Tasks to carry out —
**A)** In the oil seal passage, what makes the seal a double-rotating seal? Answer in one to three sentences.
**B)** Answer these questions from the oil seal passage, marking each answer with its question's numeral:
(i) What is the rubber-like elastic member mounted onto, and by what method?
(ii) Which two surfaces are disposed on the seal lip tip sliding portion?
(iii) What does symbol 4 denote, and what shape does it have?
**C)** Pick up the oil seal passage after its final sentence and continue the description.

Passage to read —

The oil seal pursuant to this embodiment is double-rotating seal that
corresponds to a
rotation of an axis (a mate member, not shown in the drawing) in both a normal
and a
reverse direction. It has the following constitution.
[0031]
In other words, as shown in Fig. 1, a seal lip 1 that is closely fitted to be
able to slide on
a circumferential surface of an axis by a rubber-like elastic member mounted
(vulcanized bonding) onto a metallic ring (not shown in the drawing) is
disposed. A
sealing-fluid side-surface (inclination surface) 2 and an atmospheric-side
surface
(inclination surface) 3 are disposed on a seal lip 1 tip sliding portion. The
symbol 4
denotes the lip tip intersected by both side surfaces 2 and 3; it has an apex-
shape.

Dataset —
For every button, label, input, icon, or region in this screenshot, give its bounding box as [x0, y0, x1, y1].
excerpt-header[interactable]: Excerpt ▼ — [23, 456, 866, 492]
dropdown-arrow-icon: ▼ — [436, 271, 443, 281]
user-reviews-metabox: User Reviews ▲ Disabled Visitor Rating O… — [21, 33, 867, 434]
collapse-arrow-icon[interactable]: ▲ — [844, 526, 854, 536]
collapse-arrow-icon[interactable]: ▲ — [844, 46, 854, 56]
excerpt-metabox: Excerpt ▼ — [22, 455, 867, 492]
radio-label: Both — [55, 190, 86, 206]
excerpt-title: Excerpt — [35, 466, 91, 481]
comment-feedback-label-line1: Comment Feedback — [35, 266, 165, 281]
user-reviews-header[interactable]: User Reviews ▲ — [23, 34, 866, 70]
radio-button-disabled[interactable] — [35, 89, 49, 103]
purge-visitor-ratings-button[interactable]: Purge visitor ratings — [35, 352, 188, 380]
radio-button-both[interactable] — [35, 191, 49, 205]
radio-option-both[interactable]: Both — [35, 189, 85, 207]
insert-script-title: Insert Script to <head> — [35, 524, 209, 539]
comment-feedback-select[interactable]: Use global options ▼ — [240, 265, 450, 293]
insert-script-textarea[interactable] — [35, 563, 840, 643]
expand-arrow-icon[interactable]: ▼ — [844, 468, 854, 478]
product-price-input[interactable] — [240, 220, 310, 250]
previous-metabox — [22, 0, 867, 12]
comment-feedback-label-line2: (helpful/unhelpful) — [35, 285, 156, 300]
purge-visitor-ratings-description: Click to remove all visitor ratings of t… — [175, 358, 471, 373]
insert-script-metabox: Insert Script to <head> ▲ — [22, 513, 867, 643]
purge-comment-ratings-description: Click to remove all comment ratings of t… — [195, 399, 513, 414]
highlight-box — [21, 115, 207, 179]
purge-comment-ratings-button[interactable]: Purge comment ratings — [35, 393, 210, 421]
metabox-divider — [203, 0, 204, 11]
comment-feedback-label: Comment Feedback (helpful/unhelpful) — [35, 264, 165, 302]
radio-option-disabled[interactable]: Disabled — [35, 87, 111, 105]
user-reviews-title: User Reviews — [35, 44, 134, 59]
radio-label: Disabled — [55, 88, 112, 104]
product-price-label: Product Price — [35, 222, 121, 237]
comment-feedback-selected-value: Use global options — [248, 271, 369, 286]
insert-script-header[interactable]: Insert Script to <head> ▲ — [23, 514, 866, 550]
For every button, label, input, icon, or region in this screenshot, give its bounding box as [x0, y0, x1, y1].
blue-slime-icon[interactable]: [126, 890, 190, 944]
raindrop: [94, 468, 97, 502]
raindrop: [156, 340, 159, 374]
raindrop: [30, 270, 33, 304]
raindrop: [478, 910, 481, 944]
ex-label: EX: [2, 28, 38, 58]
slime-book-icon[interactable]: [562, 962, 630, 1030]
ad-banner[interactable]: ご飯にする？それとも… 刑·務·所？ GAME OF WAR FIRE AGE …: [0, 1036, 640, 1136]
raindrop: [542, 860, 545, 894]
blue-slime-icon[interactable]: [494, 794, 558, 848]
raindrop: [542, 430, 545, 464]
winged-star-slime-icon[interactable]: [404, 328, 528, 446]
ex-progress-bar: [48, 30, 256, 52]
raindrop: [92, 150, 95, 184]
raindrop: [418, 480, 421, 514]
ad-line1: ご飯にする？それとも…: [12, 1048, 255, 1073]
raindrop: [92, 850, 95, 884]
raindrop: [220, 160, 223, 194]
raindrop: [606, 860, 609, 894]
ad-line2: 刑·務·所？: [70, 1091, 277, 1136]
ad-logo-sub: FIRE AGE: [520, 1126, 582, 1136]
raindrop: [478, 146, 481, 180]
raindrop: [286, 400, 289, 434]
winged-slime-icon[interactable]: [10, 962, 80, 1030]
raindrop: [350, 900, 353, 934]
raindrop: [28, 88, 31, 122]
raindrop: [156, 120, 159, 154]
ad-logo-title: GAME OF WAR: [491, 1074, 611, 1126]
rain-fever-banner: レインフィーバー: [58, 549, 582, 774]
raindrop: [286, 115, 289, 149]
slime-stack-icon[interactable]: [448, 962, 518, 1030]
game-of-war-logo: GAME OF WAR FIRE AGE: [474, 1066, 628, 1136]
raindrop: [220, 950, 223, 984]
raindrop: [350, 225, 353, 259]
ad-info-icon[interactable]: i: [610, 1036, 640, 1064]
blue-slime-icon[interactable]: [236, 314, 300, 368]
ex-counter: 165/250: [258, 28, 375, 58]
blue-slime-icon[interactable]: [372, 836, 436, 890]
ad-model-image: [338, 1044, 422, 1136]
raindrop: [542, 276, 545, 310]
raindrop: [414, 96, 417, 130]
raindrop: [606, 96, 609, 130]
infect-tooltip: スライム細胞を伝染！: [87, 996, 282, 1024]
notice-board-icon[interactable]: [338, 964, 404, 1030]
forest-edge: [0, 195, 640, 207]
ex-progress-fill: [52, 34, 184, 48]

Task-by-task outputs —
**A)** It is a double-rotating seal because it corresponds to rotation of the axis in both a normal and a reverse direction. The axis is the mate member, which the drawing does not show.

**B)**
(i) A metallic ring, by vulcanized bonding.
(ii) The sealing-fluid side-surface 2 and the atmospheric-side surface 3, both inclination surfaces.
(iii) The lip tip where side surfaces 2 and 3 intersect; it has an apex shape.

**C)**
[0032]
A normal thread (normal thread portion) 11 that attains sealing functionality
by pushing
back sealing fluid to the sealing-fluid side X by a pumping action when the
axis is
rotating (normal rotation, arrow Z) in a normal direction, and a reverse
thread (reverse
thread portion) 21 that attains sealing functionality by pushing back sealing
fluid to the
sealing-fluid side X by the pumping action when the axis is rotating (reverse
rotation) in
a reverse direction are disposed on the atmospheric-side surface 3 of the two
side
surfaces 2 and 3 on the seal lip 1. One or a plurality of these normal threads
11 and
reverse threads 21 are disposed alternately on a circumference (for example,
eight are
equally arranged), or disposed half-way around the circumference. In any case,
they are
disposed side-by-side around the circumference.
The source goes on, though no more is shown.